Extracted data entries —
════════
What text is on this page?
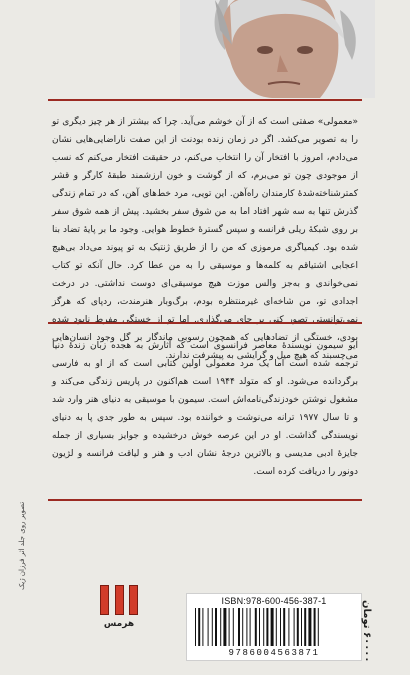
«معمولی» صفتی است که از آن خوشم می‌آید. چرا که بیشتر از هر چیز دیگری تو را به تصویر می‌کشد. اگر در زمان زنده بودنت از این صفت ناراضایی‌هایی نشان می‌دادم، امروز با افتخار آن را انتخاب می‌کنم، در حقیقت افتخار می‌کنم که نسب از موجودی چون تو می‌برم، که از گوشت و خون ارزشمند طبقهٔ کارگر و قشر کمترشناخته‌شدهٔ کارمندان راه‌آهن. این تویی، مرد خط‌های آهن، که در تمام زندگی گذرش تنها به سه شهر افتاد اما به من شوق سفر بخشید. پیش از همه شوق سفر بر روی شبکهٔ ریلی فرانسه و سپس گسترهٔ خطوط هوایی. وجود ما بر پایهٔ تضاد بنا شده بود. کیمیاگری مرموزی که من را از طریق ژنتیک به تو پیوند می‌داد بی‌هیچ اعجابی اشتیاقم به کلمه‌ها و موسیقی را به من عطا کرد. حال آنکه تو کتاب نمی‌خواندی و به‌جز والس موزت هیچ موسیقی‌ای دوست نداشتی. در درخت اجدادی تو، من شاخه‌ای غیرمنتظره بودم، برگ‌وبار هنرمندت، ردپای که هرگز نمی‌توانستی تصور کنی بر جای می‌گذاری. اما تو از خستگی مفرط نابود شده بودی، خستگی از تضادهایی که همچون رسوبی ماندگار بر گل وجود انسان‌هایی می‌چسبند که هیچ میل و گرایشی به پیشرفت ندارند.

ایو سیمون نویسندهٔ معاصر فرانسوی است که آثارش به هجده زبان زندهٔ دنیا ترجمه شده است اما یک مرد معمولی اولین کتابی است که از او به فارسی برگردانده می‌شود. او که متولد ۱۹۴۴ است هم‌اکنون در پاریس زندگی می‌کند و مشغول نوشتن خودزندگی‌نامه‌اش است. سیمون با موسیقی به دنیای هنر وارد شد و تا سال ۱۹۷۷ ترانه می‌نوشت و خواننده بود. سپس به طور جدی پا به دنیای نویسندگی گذاشت. او در این عرصه خوش درخشیده و جوایز بسیاری از جمله جایزهٔ ادبی مدیسی و بالاترین درجهٔ نشان ادب و هنر و لیاقت فرانسه و لژیون دونور را دریافت کرده است.

تصویر روی جلد اثر فرزان ژیک
هرمس
ISBN:978-600-456-387-1
9786004563871
۶۰۰۰۰ تومان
════════
Description of the task —
The data above should be repeated exactly, minus any pictures.

Response to this task —
What text is on this page?
«معمولی» صفتی است که از آن خوشم می‌آید. چرا که بیشتر از هر چیز دیگری تو را به تصویر می‌کشد. اگر در زمان زنده بودنت از این صفت ناراضایی‌هایی نشان می‌دادم، امروز با افتخار آن را انتخاب می‌کنم، در حقیقت افتخار می‌کنم که نسب از موجودی چون تو می‌برم، که از گوشت و خون ارزشمند طبقهٔ کارگر و قشر کمترشناخته‌شدهٔ کارمندان راه‌آهن. این تویی، مرد خط‌های آهن، که در تمام زندگی گذرش تنها به سه شهر افتاد اما به من شوق سفر بخشید. پیش از همه شوق سفر بر روی شبکهٔ ریلی فرانسه و سپس گسترهٔ خطوط هوایی. وجود ما بر پایهٔ تضاد بنا شده بود. کیمیاگری مرموزی که من را از طریق ژنتیک به تو پیوند می‌داد بی‌هیچ اعجابی اشتیاقم به کلمه‌ها و موسیقی را به من عطا کرد. حال آنکه تو کتاب نمی‌خواندی و به‌جز والس موزت هیچ موسیقی‌ای دوست نداشتی. در درخت اجدادی تو، من شاخه‌ای غیرمنتظره بودم، برگ‌وبار هنرمندت، ردپای که هرگز نمی‌توانستی تصور کنی بر جای می‌گذاری. اما تو از خستگی مفرط نابود شده بودی، خستگی از تضادهایی که همچون رسوبی ماندگار بر گل وجود انسان‌هایی می‌چسبند که هیچ میل و گرایشی به پیشرفت ندارند.

ایو سیمون نویسندهٔ معاصر فرانسوی است که آثارش به هجده زبان زندهٔ دنیا ترجمه شده است اما یک مرد معمولی اولین کتابی است که از او به فارسی برگردانده می‌شود. او که متولد ۱۹۴۴ است هم‌اکنون در پاریس زندگی می‌کند و مشغول نوشتن خودزندگی‌نامه‌اش است. سیمون با موسیقی به دنیای هنر وارد شد و تا سال ۱۹۷۷ ترانه می‌نوشت و خواننده بود. سپس به طور جدی پا به دنیای نویسندگی گذاشت. او در این عرصه خوش درخشیده و جوایز بسیاری از جمله جایزهٔ ادبی مدیسی و بالاترین درجهٔ نشان ادب و هنر و لیاقت فرانسه و لژیون دونور را دریافت کرده است.

تصویر روی جلد اثر فرزان ژیک
هرمس
ISBN:978-600-456-387-1
9786004563871
۶۰۰۰۰ تومان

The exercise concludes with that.